• _WHAT THE TASK REQUIRES_
Find all the lines with "desc" and gather them.

• _SUPPLIED RECORDS_
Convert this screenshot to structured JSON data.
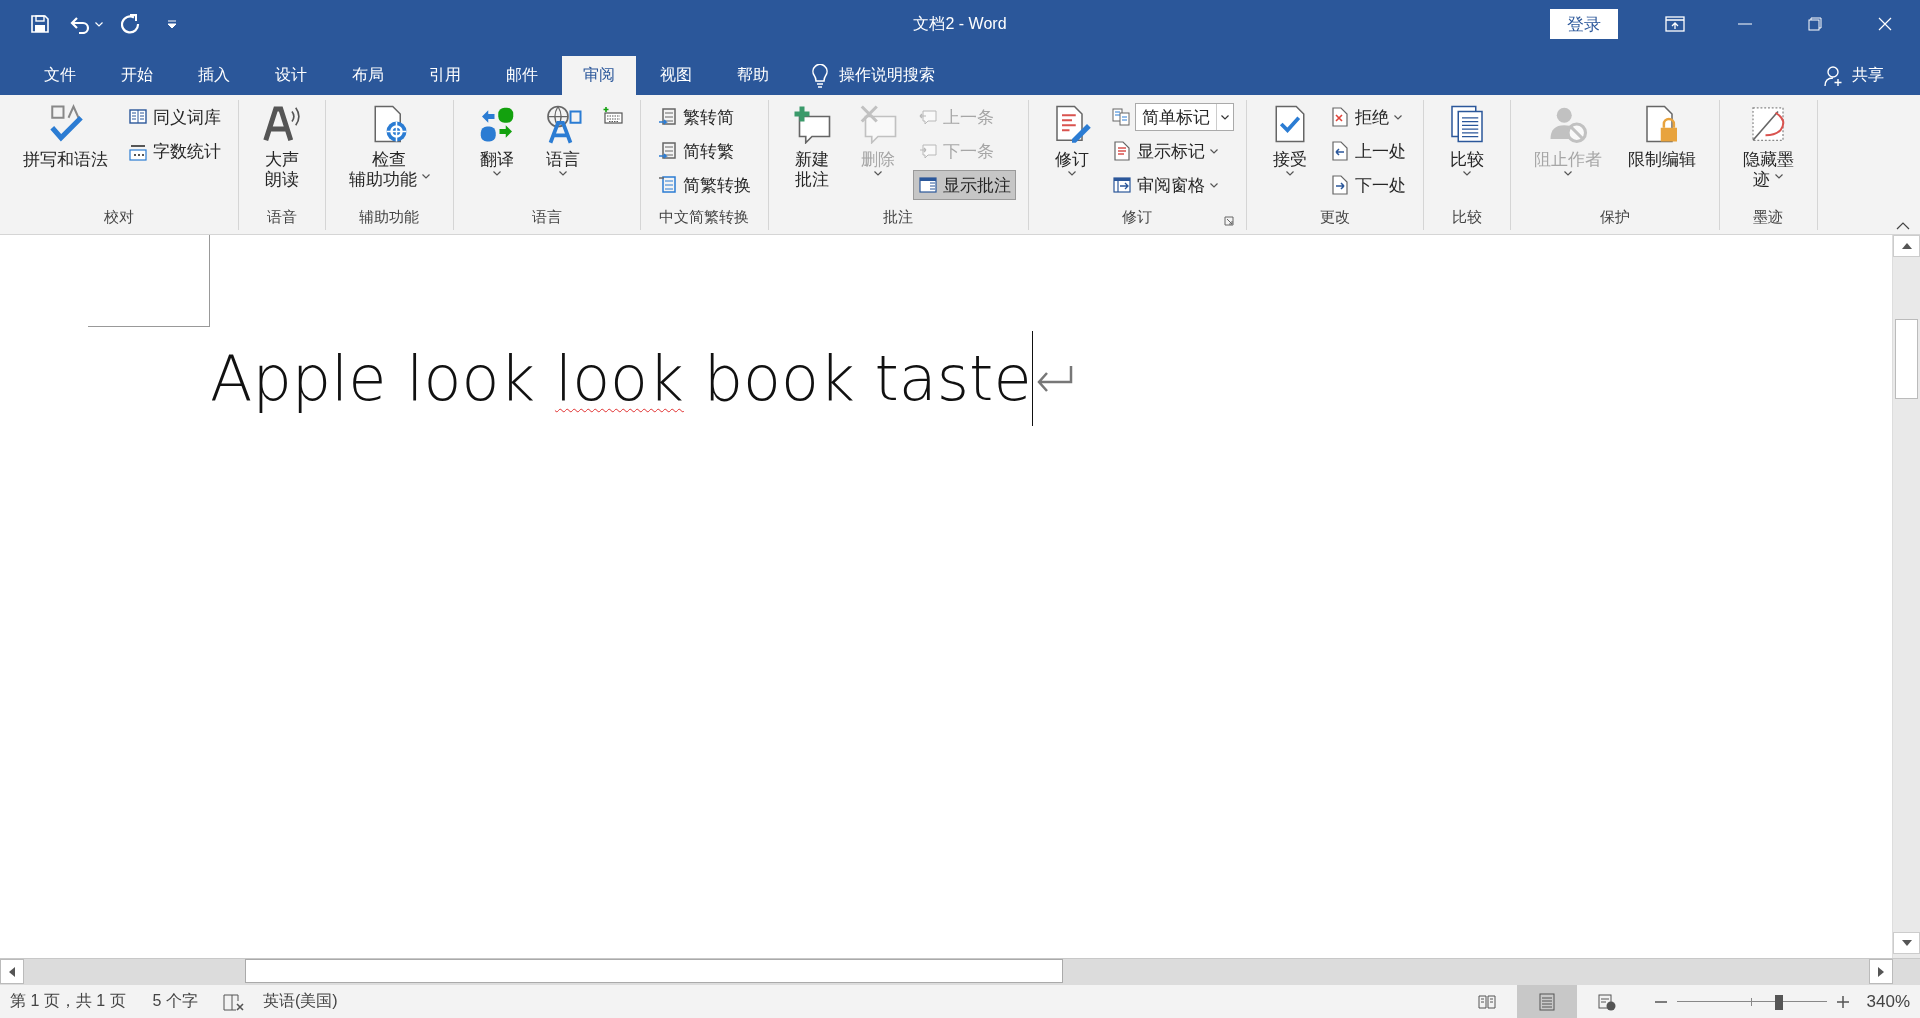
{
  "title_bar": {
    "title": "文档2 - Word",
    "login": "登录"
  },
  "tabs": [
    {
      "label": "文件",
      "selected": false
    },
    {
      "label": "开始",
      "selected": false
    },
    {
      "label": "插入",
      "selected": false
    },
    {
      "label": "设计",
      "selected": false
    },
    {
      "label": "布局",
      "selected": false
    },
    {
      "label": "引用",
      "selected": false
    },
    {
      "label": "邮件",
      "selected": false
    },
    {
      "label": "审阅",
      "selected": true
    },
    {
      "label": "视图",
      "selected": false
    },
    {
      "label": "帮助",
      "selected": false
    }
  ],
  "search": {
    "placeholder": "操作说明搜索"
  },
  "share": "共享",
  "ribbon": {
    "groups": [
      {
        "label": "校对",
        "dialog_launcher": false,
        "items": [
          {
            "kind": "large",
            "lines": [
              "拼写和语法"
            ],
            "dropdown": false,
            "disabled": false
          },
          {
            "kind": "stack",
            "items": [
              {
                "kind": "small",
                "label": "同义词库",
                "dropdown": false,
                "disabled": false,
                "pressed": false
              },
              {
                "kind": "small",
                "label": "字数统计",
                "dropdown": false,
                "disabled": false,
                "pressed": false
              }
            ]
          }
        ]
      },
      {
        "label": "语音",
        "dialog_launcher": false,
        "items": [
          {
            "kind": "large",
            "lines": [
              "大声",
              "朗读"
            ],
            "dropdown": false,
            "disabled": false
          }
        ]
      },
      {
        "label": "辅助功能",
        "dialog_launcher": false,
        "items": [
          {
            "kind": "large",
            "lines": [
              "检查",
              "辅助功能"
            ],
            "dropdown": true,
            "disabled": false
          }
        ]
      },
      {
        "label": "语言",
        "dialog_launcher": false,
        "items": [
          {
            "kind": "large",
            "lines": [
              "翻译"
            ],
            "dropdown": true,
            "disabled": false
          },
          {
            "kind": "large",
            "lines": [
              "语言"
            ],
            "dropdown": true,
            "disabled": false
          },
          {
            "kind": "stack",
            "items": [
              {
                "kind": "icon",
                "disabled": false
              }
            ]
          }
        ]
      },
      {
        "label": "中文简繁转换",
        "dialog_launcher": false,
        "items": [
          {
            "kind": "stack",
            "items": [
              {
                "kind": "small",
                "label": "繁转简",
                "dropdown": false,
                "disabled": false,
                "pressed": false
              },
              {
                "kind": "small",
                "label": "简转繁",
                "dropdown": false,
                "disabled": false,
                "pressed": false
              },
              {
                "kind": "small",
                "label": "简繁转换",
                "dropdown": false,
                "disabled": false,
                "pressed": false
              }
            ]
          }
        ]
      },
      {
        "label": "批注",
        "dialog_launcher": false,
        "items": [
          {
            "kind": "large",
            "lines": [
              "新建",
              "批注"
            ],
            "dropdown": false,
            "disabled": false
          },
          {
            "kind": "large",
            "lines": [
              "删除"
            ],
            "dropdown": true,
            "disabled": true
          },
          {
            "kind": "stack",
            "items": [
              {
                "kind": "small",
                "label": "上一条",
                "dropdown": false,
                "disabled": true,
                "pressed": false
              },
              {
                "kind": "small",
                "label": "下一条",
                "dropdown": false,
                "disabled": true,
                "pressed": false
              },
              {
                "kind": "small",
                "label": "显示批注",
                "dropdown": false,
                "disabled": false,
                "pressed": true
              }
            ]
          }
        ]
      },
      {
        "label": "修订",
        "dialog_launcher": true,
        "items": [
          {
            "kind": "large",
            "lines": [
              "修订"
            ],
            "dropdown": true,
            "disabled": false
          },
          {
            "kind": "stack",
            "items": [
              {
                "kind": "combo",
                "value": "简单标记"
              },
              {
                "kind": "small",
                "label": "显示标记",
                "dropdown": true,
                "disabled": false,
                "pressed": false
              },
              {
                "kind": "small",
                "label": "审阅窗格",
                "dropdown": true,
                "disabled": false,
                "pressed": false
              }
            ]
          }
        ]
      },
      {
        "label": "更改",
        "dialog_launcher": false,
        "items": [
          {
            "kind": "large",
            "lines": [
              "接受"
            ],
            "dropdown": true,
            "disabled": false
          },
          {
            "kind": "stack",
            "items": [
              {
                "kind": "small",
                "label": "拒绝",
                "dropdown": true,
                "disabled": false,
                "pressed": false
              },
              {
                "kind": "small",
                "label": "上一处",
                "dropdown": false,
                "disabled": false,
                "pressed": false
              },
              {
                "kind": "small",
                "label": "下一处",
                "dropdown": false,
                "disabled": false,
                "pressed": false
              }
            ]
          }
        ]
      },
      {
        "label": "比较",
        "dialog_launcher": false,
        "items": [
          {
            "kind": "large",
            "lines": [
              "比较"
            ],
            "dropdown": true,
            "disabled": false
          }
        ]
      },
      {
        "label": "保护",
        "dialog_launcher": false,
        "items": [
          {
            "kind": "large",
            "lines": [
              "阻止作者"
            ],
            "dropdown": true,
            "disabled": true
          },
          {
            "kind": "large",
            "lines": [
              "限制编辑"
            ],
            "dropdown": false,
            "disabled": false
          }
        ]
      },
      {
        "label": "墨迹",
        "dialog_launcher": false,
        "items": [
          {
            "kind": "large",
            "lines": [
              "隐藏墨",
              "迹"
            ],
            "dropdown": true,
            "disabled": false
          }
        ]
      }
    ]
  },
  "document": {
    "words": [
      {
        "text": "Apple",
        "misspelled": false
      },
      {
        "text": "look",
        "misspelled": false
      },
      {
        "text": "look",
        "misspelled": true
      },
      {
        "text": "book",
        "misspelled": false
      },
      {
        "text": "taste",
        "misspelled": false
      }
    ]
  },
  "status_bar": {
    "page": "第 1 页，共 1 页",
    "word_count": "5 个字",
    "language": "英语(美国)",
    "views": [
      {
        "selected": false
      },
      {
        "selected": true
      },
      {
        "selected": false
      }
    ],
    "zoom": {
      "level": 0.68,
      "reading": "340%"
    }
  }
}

---

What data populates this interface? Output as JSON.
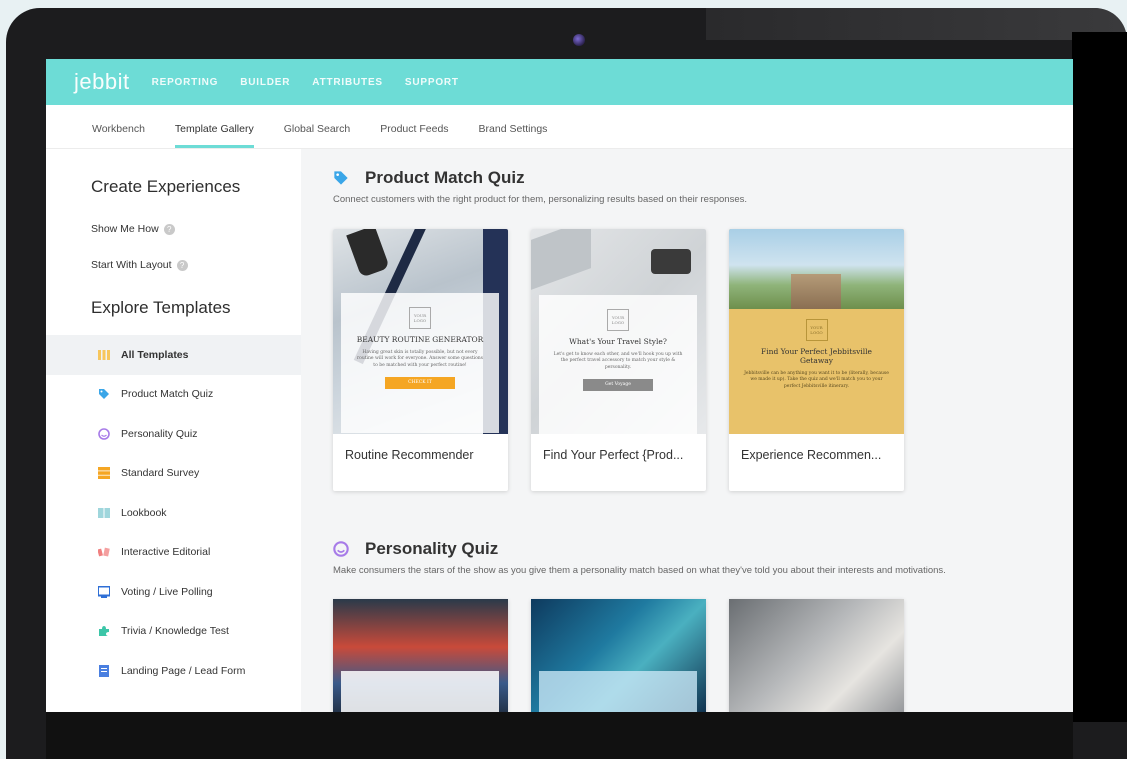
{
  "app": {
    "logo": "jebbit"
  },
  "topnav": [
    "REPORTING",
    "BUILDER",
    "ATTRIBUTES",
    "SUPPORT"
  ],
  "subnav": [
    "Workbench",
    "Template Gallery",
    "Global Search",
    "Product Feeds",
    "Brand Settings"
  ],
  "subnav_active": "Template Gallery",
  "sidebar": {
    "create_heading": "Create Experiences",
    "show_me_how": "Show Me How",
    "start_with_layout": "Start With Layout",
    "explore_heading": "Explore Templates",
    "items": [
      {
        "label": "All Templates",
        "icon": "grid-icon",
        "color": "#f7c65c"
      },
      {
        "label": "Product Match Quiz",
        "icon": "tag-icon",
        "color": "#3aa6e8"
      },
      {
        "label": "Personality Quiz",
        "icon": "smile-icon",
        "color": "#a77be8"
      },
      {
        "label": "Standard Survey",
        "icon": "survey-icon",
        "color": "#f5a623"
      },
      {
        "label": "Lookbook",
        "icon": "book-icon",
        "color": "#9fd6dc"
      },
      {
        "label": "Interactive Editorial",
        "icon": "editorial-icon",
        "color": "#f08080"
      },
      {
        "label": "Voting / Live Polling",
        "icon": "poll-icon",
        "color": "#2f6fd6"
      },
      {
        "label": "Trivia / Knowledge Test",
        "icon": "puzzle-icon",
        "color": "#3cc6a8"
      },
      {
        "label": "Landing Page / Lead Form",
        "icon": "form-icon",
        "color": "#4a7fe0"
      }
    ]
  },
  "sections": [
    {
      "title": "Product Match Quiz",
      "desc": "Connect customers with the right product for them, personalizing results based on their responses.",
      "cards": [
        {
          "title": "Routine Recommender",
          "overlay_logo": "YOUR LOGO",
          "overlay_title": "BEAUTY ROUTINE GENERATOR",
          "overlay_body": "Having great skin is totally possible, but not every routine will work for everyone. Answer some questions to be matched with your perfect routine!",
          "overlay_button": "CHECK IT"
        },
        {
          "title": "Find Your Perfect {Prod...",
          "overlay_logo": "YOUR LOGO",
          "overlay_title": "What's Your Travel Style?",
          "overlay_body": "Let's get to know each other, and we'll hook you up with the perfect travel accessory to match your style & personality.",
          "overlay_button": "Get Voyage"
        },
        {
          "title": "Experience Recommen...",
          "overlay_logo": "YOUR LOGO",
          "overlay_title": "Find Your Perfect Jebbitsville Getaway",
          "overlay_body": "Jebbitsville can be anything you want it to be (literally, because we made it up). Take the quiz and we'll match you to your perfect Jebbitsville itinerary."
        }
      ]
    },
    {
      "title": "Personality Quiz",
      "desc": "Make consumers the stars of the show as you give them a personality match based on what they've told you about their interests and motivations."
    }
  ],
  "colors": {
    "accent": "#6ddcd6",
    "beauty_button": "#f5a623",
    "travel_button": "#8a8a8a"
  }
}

• _OUTPUT OF THE TASK_
      "desc": "Connect customers with the right product for them, personalizing results based on their responses.",
      "desc": "Make consumers the stars of the show as you give them a personality match based on what they've told you about their interests and motivations."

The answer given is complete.